▶ _What needs to be done_
Copy each line with the word "dibenarkan" in it.
======== Records to use
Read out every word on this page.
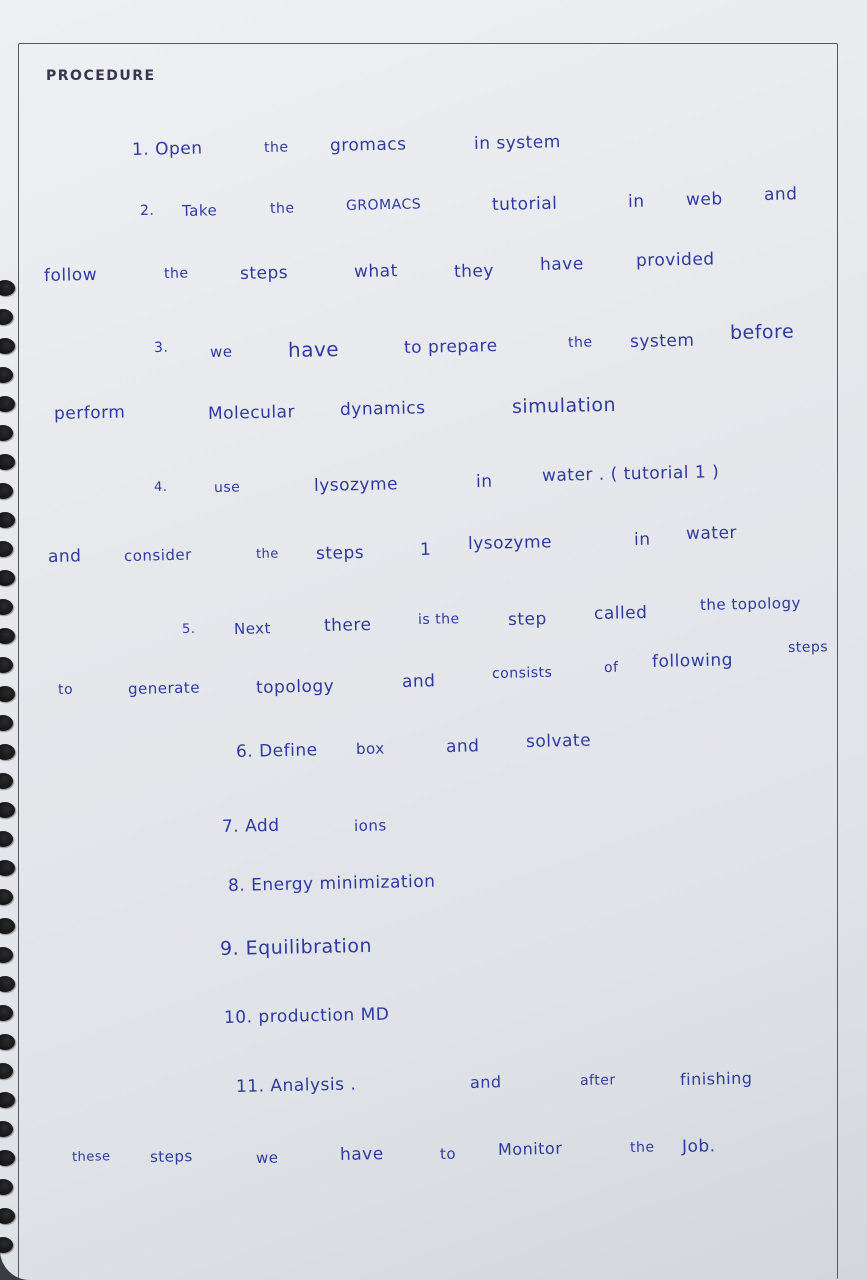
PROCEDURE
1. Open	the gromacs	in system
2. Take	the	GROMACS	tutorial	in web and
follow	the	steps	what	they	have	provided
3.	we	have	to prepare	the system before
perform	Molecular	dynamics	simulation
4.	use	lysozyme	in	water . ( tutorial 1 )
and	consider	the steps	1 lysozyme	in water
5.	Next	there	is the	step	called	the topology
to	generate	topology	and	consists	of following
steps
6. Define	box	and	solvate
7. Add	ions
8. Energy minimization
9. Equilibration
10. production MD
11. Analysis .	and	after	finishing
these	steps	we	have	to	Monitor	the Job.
================
======== Records to use
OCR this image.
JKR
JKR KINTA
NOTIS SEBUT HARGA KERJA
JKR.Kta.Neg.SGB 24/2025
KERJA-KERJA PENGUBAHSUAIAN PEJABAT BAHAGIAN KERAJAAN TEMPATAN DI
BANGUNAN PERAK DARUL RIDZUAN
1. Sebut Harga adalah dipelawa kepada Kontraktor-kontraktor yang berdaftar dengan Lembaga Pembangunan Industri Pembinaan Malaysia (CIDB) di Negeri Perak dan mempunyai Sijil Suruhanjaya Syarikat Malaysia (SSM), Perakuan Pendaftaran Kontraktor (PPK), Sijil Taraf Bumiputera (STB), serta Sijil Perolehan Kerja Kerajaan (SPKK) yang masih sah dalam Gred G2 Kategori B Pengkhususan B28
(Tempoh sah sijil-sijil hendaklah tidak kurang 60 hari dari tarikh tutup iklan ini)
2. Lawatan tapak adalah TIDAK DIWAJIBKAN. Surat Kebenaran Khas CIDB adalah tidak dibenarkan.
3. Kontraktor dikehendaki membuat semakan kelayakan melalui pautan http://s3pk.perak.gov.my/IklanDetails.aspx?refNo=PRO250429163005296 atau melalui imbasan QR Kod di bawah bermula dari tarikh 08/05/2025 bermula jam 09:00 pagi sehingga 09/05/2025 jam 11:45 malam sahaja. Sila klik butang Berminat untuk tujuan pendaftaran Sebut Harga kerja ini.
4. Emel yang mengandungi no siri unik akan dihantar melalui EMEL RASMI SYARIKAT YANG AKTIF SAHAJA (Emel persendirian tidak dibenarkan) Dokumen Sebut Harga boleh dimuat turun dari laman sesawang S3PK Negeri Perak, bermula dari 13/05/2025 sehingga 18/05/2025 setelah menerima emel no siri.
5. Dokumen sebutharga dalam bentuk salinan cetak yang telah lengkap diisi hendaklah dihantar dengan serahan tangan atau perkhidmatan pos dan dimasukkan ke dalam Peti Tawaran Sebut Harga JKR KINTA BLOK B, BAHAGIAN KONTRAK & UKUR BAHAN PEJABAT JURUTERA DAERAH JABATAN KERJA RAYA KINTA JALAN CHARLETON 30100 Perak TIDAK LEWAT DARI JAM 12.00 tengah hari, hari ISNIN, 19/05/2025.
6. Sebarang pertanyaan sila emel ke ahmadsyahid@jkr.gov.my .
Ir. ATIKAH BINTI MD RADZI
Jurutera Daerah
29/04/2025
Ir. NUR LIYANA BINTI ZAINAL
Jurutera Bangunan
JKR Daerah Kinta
================
▶ _Complete output_
2. Lawatan tapak adalah TIDAK DIWAJIBKAN. Surat Kebenaran Khas CIDB adalah tidak dibenarkan.
4. Emel yang mengandungi no siri unik akan dihantar melalui EMEL RASMI SYARIKAT YANG AKTIF SAHAJA (Emel persendirian tidak dibenarkan) Dokumen Sebut Harga boleh dimuat turun dari laman sesawang S3PK Negeri Perak, bermula dari 13/05/2025 sehingga 18/05/2025 setelah menerima emel no siri.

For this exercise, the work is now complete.